● Exercise prompt
Output every line of the entries from the line containing "Decode this image" through the last, exactly, with no other content.

● Source records
+===+
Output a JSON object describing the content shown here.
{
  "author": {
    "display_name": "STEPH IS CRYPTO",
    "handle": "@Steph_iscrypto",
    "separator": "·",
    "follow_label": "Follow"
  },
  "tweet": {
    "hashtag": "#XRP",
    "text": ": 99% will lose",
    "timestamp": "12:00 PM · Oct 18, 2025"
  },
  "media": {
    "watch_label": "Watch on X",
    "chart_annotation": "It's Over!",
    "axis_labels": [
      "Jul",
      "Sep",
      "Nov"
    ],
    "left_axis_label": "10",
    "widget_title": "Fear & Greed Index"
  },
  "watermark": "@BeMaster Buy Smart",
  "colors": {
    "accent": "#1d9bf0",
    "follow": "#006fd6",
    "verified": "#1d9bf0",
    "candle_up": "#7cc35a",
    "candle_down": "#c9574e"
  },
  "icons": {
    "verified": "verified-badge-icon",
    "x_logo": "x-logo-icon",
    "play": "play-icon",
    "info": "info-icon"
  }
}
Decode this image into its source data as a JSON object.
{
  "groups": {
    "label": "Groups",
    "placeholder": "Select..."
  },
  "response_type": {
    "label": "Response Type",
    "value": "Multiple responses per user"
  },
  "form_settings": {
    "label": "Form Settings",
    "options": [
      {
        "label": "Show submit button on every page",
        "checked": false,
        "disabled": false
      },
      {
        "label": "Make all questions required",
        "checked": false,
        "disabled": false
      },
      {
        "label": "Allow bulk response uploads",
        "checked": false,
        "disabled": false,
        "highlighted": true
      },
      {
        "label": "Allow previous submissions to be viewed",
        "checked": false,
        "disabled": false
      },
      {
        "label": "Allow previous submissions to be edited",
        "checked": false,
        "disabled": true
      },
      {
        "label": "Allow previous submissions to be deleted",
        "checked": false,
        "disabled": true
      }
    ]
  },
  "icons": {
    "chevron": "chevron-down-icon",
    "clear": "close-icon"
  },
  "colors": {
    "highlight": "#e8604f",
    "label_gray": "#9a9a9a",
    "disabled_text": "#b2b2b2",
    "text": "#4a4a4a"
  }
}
+===+
● Expected output
Decode this image into its source data as a JSON object.
{
  "groups": {
    "label": "Groups",
    "placeholder": "Select..."
  },
  "response_type": {
    "label": "Response Type",
    "value": "Multiple responses per user"
  },
  "form_settings": {
    "label": "Form Settings",
    "options": [
      {
        "label": "Show submit button on every page",
        "checked": false,
        "disabled": false
      },
      {
        "label": "Make all questions required",
        "checked": false,
        "disabled": false
      },
      {
        "label": "Allow bulk response uploads",
        "checked": false,
        "disabled": false,
        "highlighted": true
      },
      {
        "label": "Allow previous submissions to be viewed",
        "checked": false,
        "disabled": false
      },
      {
        "label": "Allow previous submissions to be edited",
        "checked": false,
        "disabled": true
      },
      {
        "label": "Allow previous submissions to be deleted",
        "checked": false,
        "disabled": true
      }
    ]
  },
  "icons": {
    "chevron": "chevron-down-icon",
    "clear": "close-icon"
  },
  "colors": {
    "highlight": "#e8604f",
    "label_gray": "#9a9a9a",
    "disabled_text": "#b2b2b2",
    "text": "#4a4a4a"
  }
}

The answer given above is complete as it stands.